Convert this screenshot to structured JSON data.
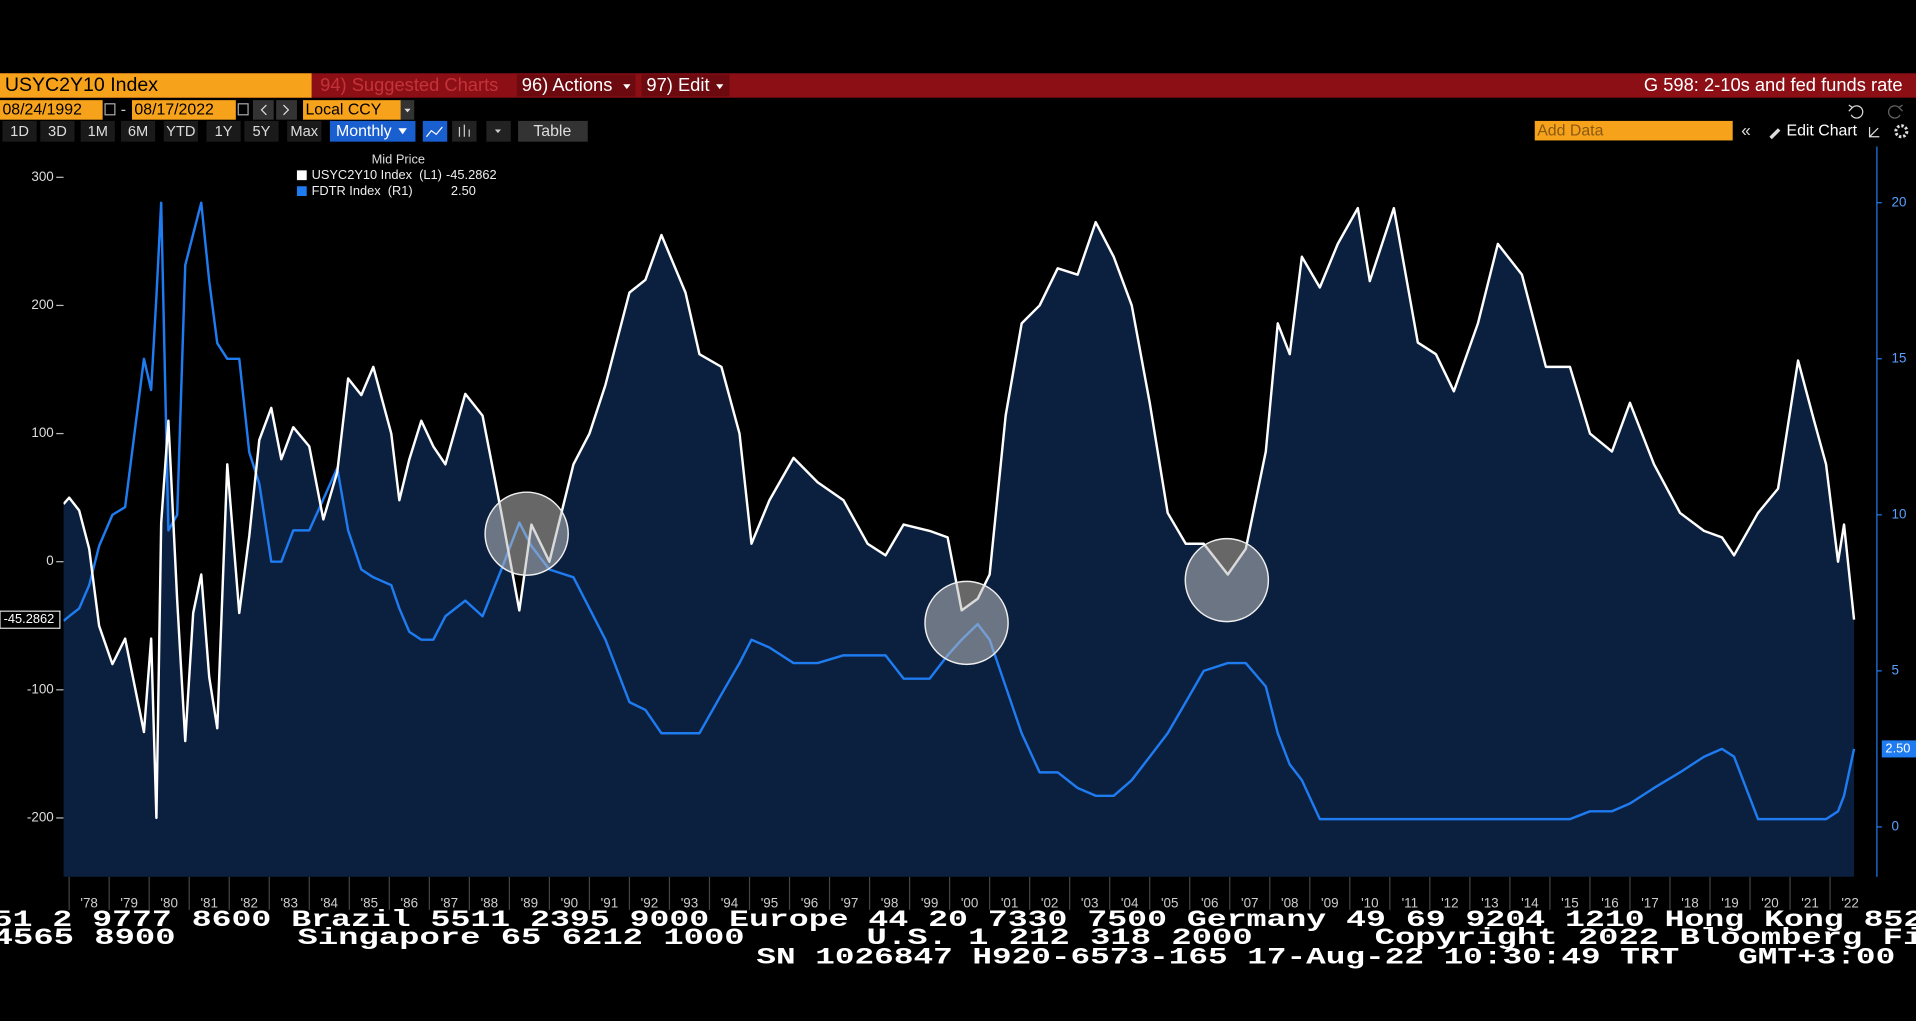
{
  "header": {
    "security": "USYC2Y10 Index",
    "suggested": "94) Suggested Charts",
    "actions": "96) Actions",
    "edit": "97) Edit",
    "chart_title": "G 598: 2-10s and fed funds rate"
  },
  "toolbar": {
    "start_date": "08/24/1992",
    "separator": "-",
    "end_date": "08/17/2022",
    "currency": "Local CCY",
    "periods": [
      "1D",
      "3D",
      "1M",
      "6M",
      "YTD",
      "1Y",
      "5Y",
      "Max"
    ],
    "frequency": "Monthly",
    "table": "Table",
    "add_data": "Add Data",
    "edit_chart": "Edit Chart"
  },
  "chart_data": {
    "type": "line",
    "legend_title": "Mid Price",
    "x": [
      1977.86,
      1978.0,
      1978.25,
      1978.5,
      1978.75,
      1979.08,
      1979.4,
      1979.87,
      1980.05,
      1980.18,
      1980.3,
      1980.48,
      1980.7,
      1980.9,
      1981.1,
      1981.3,
      1981.5,
      1981.7,
      1981.95,
      1982.25,
      1982.5,
      1982.75,
      1983.05,
      1983.3,
      1983.6,
      1984.0,
      1984.35,
      1984.7,
      1984.97,
      1985.3,
      1985.6,
      1986.05,
      1986.25,
      1986.5,
      1986.8,
      1987.1,
      1987.4,
      1987.9,
      1988.33,
      1988.8,
      1989.25,
      1989.55,
      1990.0,
      1990.6,
      1991.0,
      1991.4,
      1992.0,
      1992.4,
      1992.8,
      1993.4,
      1993.75,
      1994.3,
      1994.75,
      1995.05,
      1995.5,
      1996.1,
      1996.7,
      1997.35,
      1997.95,
      1998.4,
      1998.85,
      1999.5,
      1999.95,
      2000.3,
      2000.7,
      2001.0,
      2001.4,
      2001.8,
      2002.25,
      2002.7,
      2003.2,
      2003.65,
      2004.1,
      2004.55,
      2005.0,
      2005.45,
      2005.9,
      2006.35,
      2006.95,
      2007.4,
      2007.9,
      2008.2,
      2008.5,
      2008.8,
      2009.25,
      2009.7,
      2010.2,
      2010.5,
      2011.1,
      2011.7,
      2012.15,
      2012.6,
      2013.2,
      2013.7,
      2014.3,
      2014.9,
      2015.5,
      2016.0,
      2016.55,
      2017.0,
      2017.6,
      2018.25,
      2018.85,
      2019.3,
      2019.6,
      2020.2,
      2020.7,
      2021.2,
      2021.6,
      2021.9,
      2022.2,
      2022.35,
      2022.6
    ],
    "series": [
      {
        "name": "USYC2Y10 Index  (L1)",
        "color": "#ffffff",
        "fill_color": "#0b1f3e",
        "values": [
          45,
          50,
          40,
          10,
          -50,
          -80,
          -60,
          -133,
          -60,
          -200,
          30,
          110,
          -30,
          -140,
          -40,
          -10,
          -90,
          -130,
          76,
          -40,
          20,
          95,
          120,
          80,
          105,
          90,
          33,
          70,
          143,
          130,
          152,
          100,
          48,
          80,
          110,
          90,
          76,
          131,
          114,
          38,
          -38,
          29,
          0,
          76,
          100,
          138,
          210,
          220,
          255,
          210,
          162,
          152,
          100,
          14,
          48,
          81,
          62,
          48,
          14,
          5,
          29,
          24,
          19,
          -38,
          -29,
          -10,
          114,
          186,
          200,
          229,
          224,
          265,
          238,
          200,
          124,
          38,
          14,
          14,
          -10,
          10,
          86,
          186,
          162,
          238,
          214,
          248,
          276,
          219,
          276,
          171,
          162,
          133,
          186,
          248,
          224,
          152,
          152,
          100,
          86,
          124,
          76,
          38,
          24,
          19,
          5,
          38,
          57,
          157,
          110,
          76,
          0,
          29,
          -45.2862
        ]
      },
      {
        "name": "FDTR Index  (R1)",
        "color": "#1e7bf0",
        "axis": "y2",
        "last_value_label": "2.50",
        "values": [
          6.6,
          6.75,
          7,
          7.75,
          9,
          10,
          10.25,
          15,
          14,
          17,
          20,
          9.5,
          10,
          18,
          19,
          20,
          17.5,
          15.5,
          15,
          15,
          12,
          11,
          8.5,
          8.5,
          9.5,
          9.5,
          10.5,
          11.5,
          9.5,
          8.25,
          8,
          7.75,
          7,
          6.25,
          6,
          6,
          6.75,
          7.25,
          6.75,
          8.25,
          9.75,
          9,
          8.25,
          8,
          7,
          6,
          4,
          3.75,
          3,
          3,
          3,
          4.25,
          5.25,
          6,
          5.75,
          5.25,
          5.25,
          5.5,
          5.5,
          5.5,
          4.75,
          4.75,
          5.5,
          6,
          6.5,
          6,
          4.5,
          3,
          1.75,
          1.75,
          1.25,
          1,
          1,
          1.5,
          2.25,
          3,
          4,
          5,
          5.25,
          5.25,
          4.5,
          3,
          2,
          1.5,
          0.25,
          0.25,
          0.25,
          0.25,
          0.25,
          0.25,
          0.25,
          0.25,
          0.25,
          0.25,
          0.25,
          0.25,
          0.25,
          0.5,
          0.5,
          0.75,
          1.25,
          1.75,
          2.25,
          2.5,
          2.25,
          0.25,
          0.25,
          0.25,
          0.25,
          0.25,
          0.5,
          1,
          2.5
        ]
      }
    ],
    "xlim": [
      1977.86,
      2023.17
    ],
    "xticks": [
      {
        "value": 1978,
        "label": "'78"
      },
      {
        "value": 1979,
        "label": "'79"
      },
      {
        "value": 1980,
        "label": "'80"
      },
      {
        "value": 1981,
        "label": "'81"
      },
      {
        "value": 1982,
        "label": "'82"
      },
      {
        "value": 1983,
        "label": "'83"
      },
      {
        "value": 1984,
        "label": "'84"
      },
      {
        "value": 1985,
        "label": "'85"
      },
      {
        "value": 1986,
        "label": "'86"
      },
      {
        "value": 1987,
        "label": "'87"
      },
      {
        "value": 1988,
        "label": "'88"
      },
      {
        "value": 1989,
        "label": "'89"
      },
      {
        "value": 1990,
        "label": "'90"
      },
      {
        "value": 1991,
        "label": "'91"
      },
      {
        "value": 1992,
        "label": "'92"
      },
      {
        "value": 1993,
        "label": "'93"
      },
      {
        "value": 1994,
        "label": "'94"
      },
      {
        "value": 1995,
        "label": "'95"
      },
      {
        "value": 1996,
        "label": "'96"
      },
      {
        "value": 1997,
        "label": "'97"
      },
      {
        "value": 1998,
        "label": "'98"
      },
      {
        "value": 1999,
        "label": "'99"
      },
      {
        "value": 2000,
        "label": "'00"
      },
      {
        "value": 2001,
        "label": "'01"
      },
      {
        "value": 2002,
        "label": "'02"
      },
      {
        "value": 2003,
        "label": "'03"
      },
      {
        "value": 2004,
        "label": "'04"
      },
      {
        "value": 2005,
        "label": "'05"
      },
      {
        "value": 2006,
        "label": "'06"
      },
      {
        "value": 2007,
        "label": "'07"
      },
      {
        "value": 2008,
        "label": "'08"
      },
      {
        "value": 2009,
        "label": "'09"
      },
      {
        "value": 2010,
        "label": "'10"
      },
      {
        "value": 2011,
        "label": "'11"
      },
      {
        "value": 2012,
        "label": "'12"
      },
      {
        "value": 2013,
        "label": "'13"
      },
      {
        "value": 2014,
        "label": "'14"
      },
      {
        "value": 2015,
        "label": "'15"
      },
      {
        "value": 2016,
        "label": "'16"
      },
      {
        "value": 2017,
        "label": "'17"
      },
      {
        "value": 2018,
        "label": "'18"
      },
      {
        "value": 2019,
        "label": "'19"
      },
      {
        "value": 2020,
        "label": "'20"
      },
      {
        "value": 2021,
        "label": "'21"
      },
      {
        "value": 2022,
        "label": "'22"
      }
    ],
    "ylim": [
      -246,
      324
    ],
    "yticks": [
      -200,
      -100,
      0,
      100,
      200,
      300
    ],
    "y2lim": [
      -1.6,
      21.8
    ],
    "y2ticks": [
      0,
      5,
      10,
      15,
      20
    ]
  },
  "footer": {
    "lines": [
      "51 2 9777 8600 Brazil 5511 2395 9000 Europe 44 20 7330 7500 Germany 49 69 9204 1210 Hong Kong 852",
      "4565 8900      Singapore 65 6212 1000      U.S. 1 212 318 2000      Copyright 2022 Bloomberg Fi",
      "SN 1026847 H920-6573-165 17-Aug-22 10:30:49 TRT   GMT+3:00"
    ]
  }
}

• • • • •

What you should do:
Reproduce each line of the entries in which the word "Index" is found.

The output:
    "security": "USYC2Y10 Index",
        "name": "USYC2Y10 Index  (L1)",
        "name": "FDTR Index  (R1)",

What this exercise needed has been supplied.